_Description of the task_
Go through the entries one line at a time, and gather every line that has the word "Chest".

[START OF Given entries]

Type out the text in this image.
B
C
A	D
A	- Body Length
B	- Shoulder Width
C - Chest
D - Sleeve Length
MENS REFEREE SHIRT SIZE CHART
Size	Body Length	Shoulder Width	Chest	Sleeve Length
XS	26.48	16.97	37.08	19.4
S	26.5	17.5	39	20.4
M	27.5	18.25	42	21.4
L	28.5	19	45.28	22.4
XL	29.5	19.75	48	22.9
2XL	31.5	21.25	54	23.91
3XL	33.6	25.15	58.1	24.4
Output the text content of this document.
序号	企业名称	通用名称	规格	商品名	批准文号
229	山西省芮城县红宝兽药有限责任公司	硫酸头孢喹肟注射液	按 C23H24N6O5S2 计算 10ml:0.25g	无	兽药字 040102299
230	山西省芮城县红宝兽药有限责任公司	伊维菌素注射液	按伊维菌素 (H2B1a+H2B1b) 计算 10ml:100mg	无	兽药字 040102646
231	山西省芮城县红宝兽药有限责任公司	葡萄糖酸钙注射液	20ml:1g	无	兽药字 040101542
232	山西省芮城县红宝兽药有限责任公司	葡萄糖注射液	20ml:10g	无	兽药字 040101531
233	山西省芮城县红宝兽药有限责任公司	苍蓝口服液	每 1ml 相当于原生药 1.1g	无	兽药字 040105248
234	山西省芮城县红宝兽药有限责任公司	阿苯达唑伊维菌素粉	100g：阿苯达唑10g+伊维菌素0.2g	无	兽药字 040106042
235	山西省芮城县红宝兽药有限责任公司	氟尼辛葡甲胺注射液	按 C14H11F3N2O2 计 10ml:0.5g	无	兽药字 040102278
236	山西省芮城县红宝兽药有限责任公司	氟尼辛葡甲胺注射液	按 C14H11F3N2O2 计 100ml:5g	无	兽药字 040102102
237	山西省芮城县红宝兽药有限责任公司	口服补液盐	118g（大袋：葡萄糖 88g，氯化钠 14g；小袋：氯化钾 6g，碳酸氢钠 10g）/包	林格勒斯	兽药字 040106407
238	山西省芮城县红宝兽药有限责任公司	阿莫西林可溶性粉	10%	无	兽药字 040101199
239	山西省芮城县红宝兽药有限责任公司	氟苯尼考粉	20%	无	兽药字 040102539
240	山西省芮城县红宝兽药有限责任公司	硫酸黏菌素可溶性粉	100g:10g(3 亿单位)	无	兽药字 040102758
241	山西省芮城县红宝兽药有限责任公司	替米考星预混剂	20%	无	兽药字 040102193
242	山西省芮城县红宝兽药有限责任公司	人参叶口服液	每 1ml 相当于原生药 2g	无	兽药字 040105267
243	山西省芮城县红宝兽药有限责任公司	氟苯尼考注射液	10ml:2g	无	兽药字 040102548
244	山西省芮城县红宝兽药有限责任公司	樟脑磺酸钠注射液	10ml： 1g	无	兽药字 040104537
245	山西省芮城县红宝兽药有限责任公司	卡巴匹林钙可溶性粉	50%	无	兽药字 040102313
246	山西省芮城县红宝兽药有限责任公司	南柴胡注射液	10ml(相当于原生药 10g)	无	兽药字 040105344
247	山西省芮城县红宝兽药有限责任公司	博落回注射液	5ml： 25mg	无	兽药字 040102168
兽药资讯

[END OF Given entries]

_Task output_
C - Chest
Size	Body Length	Shoulder Width	Chest	Sleeve Length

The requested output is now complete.